» **Written instruction**:
Format the rows as a Markdown table with the columns Number and Text, starting with the first row and going on through the line with "399, 549, 457]", both included. Skip any blank lines.

..............................

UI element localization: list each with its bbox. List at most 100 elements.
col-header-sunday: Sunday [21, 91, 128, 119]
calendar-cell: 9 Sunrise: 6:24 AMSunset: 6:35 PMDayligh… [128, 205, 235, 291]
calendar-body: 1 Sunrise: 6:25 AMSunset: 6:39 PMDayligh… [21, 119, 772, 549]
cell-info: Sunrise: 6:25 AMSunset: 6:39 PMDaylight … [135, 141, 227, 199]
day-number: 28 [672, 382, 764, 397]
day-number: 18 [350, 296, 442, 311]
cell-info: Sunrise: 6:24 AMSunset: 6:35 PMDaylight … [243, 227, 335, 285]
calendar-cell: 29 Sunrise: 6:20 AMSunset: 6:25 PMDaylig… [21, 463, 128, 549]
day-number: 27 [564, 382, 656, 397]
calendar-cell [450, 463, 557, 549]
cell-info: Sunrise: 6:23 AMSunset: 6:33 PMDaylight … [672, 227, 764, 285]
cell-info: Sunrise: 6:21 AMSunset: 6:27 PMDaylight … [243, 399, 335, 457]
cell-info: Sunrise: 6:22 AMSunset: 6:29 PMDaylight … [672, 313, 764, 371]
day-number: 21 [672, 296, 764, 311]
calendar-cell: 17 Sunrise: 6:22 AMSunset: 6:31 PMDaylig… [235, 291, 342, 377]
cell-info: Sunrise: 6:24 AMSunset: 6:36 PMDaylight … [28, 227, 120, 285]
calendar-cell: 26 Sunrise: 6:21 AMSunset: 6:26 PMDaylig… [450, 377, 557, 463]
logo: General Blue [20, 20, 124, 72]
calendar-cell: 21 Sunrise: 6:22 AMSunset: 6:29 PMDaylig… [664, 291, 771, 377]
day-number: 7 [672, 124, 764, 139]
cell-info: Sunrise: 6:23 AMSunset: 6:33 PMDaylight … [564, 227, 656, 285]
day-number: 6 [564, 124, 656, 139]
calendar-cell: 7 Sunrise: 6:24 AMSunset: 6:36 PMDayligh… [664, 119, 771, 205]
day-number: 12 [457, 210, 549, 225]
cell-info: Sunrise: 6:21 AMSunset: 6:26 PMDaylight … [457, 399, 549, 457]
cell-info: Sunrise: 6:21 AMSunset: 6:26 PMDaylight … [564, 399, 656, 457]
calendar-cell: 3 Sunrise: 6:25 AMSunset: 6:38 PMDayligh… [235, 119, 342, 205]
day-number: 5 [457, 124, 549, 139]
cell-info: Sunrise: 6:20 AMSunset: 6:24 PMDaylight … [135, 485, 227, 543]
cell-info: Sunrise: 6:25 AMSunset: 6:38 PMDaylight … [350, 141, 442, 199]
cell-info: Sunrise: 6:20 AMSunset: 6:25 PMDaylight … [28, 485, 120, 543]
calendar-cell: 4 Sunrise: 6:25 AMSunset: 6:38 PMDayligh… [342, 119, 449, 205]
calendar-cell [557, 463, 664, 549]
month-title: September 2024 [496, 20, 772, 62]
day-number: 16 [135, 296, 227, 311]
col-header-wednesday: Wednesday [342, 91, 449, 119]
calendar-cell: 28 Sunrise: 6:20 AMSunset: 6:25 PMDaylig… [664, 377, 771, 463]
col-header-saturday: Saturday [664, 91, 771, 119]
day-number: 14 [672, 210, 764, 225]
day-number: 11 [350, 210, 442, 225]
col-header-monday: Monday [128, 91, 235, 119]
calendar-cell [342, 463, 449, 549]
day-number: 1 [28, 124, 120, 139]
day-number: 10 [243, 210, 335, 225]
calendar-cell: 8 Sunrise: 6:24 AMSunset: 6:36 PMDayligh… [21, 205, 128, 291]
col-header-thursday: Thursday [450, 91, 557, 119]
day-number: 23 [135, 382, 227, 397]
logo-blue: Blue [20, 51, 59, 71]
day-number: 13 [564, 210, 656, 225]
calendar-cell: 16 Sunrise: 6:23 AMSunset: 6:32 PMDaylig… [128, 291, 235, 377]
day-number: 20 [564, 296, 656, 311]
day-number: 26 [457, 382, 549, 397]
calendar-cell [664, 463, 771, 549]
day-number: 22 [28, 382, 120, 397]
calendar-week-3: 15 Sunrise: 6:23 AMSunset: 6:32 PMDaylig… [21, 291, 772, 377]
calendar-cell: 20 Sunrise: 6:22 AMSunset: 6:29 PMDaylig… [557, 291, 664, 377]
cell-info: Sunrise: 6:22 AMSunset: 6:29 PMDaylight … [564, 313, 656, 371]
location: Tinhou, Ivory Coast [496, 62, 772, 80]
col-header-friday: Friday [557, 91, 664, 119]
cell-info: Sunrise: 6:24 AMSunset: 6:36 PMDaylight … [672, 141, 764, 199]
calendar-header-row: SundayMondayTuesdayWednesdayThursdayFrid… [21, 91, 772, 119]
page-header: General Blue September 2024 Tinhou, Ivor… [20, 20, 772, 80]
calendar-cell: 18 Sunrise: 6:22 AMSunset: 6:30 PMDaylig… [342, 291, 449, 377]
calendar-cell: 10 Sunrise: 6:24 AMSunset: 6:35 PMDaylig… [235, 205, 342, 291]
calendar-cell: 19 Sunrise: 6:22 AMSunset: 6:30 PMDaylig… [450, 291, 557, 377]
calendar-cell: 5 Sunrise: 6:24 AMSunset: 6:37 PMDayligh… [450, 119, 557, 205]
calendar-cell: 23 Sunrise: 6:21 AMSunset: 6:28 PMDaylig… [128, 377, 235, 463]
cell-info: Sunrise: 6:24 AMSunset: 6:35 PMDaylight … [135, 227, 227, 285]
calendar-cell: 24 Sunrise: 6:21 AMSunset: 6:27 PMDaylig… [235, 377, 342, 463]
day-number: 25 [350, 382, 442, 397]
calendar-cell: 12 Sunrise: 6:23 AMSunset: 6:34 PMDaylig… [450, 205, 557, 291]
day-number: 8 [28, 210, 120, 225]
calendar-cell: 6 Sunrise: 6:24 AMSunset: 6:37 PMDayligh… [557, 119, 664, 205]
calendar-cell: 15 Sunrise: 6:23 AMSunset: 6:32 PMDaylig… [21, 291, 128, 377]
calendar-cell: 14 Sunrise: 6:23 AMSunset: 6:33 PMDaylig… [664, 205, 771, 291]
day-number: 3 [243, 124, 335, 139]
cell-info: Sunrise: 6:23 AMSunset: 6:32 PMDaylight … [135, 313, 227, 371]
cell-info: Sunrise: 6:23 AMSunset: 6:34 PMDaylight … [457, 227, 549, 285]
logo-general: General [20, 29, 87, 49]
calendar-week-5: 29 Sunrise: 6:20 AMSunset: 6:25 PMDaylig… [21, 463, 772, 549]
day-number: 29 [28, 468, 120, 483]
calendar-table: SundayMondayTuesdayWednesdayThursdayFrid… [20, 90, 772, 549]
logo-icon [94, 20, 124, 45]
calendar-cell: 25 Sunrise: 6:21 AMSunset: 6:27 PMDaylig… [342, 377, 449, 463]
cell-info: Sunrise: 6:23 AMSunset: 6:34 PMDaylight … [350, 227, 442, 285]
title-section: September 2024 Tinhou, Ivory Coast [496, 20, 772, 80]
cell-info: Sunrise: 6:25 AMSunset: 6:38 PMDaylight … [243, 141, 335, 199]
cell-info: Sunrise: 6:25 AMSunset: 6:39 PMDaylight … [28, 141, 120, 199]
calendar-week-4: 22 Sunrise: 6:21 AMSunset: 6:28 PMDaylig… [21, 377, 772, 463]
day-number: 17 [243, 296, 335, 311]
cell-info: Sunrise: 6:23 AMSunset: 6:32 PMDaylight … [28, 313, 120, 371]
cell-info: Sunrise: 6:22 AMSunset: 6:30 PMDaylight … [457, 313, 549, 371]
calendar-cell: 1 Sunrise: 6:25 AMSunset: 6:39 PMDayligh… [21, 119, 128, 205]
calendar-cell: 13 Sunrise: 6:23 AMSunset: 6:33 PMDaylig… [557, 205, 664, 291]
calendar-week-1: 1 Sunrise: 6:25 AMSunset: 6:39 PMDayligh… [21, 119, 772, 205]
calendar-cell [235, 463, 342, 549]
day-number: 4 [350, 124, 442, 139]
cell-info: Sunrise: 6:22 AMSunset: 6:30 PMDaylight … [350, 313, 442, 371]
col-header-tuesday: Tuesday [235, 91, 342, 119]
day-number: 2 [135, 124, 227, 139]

..............................

» **Result for this task**:
| Number | Text |
|---|---|
| 1 | UI element localization: list each with its bbox. List at most 100 elements. |
| 2 | col-header-sunday: Sunday [21, 91, 128, 119] |
| 3 | calendar-cell: 9 Sunrise: 6:24 AMSunset: 6:35 PMDayligh… [128, 205, 235, 291] |
| 4 | calendar-body: 1 Sunrise: 6:25 AMSunset: 6:39 PMDayligh… [21, 119, 772, 549] |
| 5 | cell-info: Sunrise: 6:25 AMSunset: 6:39 PMDaylight … [135, 141, 227, 199] |
| 6 | day-number: 28 [672, 382, 764, 397] |
| 7 | day-number: 18 [350, 296, 442, 311] |
| 8 | cell-info: Sunrise: 6:24 AMSunset: 6:35 PMDaylight … [243, 227, 335, 285] |
| 9 | calendar-cell: 29 Sunrise: 6:20 AMSunset: 6:25 PMDaylig… [21, 463, 128, 549] |
| 10 | day-number: 27 [564, 382, 656, 397] |
| 11 | calendar-cell [450, 463, 557, 549] |
| 12 | cell-info: Sunrise: 6:23 AMSunset: 6:33 PMDaylight … [672, 227, 764, 285] |
| 13 | cell-info: Sunrise: 6:21 AMSunset: 6:27 PMDaylight … [243, 399, 335, 457] |
| 14 | cell-info: Sunrise: 6:22 AMSunset: 6:29 PMDaylight … [672, 313, 764, 371] |
| 15 | day-number: 21 [672, 296, 764, 311] |
| 16 | calendar-cell: 17 Sunrise: 6:22 AMSunset: 6:31 PMDaylig… [235, 291, 342, 377] |
| 17 | cell-info: Sunrise: 6:24 AMSunset: 6:36 PMDaylight … [28, 227, 120, 285] |
| 18 | calendar-cell: 26 Sunrise: 6:21 AMSunset: 6:26 PMDaylig… [450, 377, 557, 463] |
| 19 | logo: General Blue [20, 20, 124, 72] |
| 20 | calendar-cell: 21 Sunrise: 6:22 AMSunset: 6:29 PMDaylig… [664, 291, 771, 377] |
| 21 | day-number: 7 [672, 124, 764, 139] |
| 22 | cell-info: Sunrise: 6:23 AMSunset: 6:33 PMDaylight … [564, 227, 656, 285] |
| 23 | day-number: 6 [564, 124, 656, 139] |
| 24 | calendar-cell: 7 Sunrise: 6:24 AMSunset: 6:36 PMDayligh… [664, 119, 771, 205] |
| 25 | day-number: 12 [457, 210, 549, 225] |
| 26 | cell-info: Sunrise: 6:21 AMSunset: 6:26 PMDaylight … [457, 399, 549, 457] |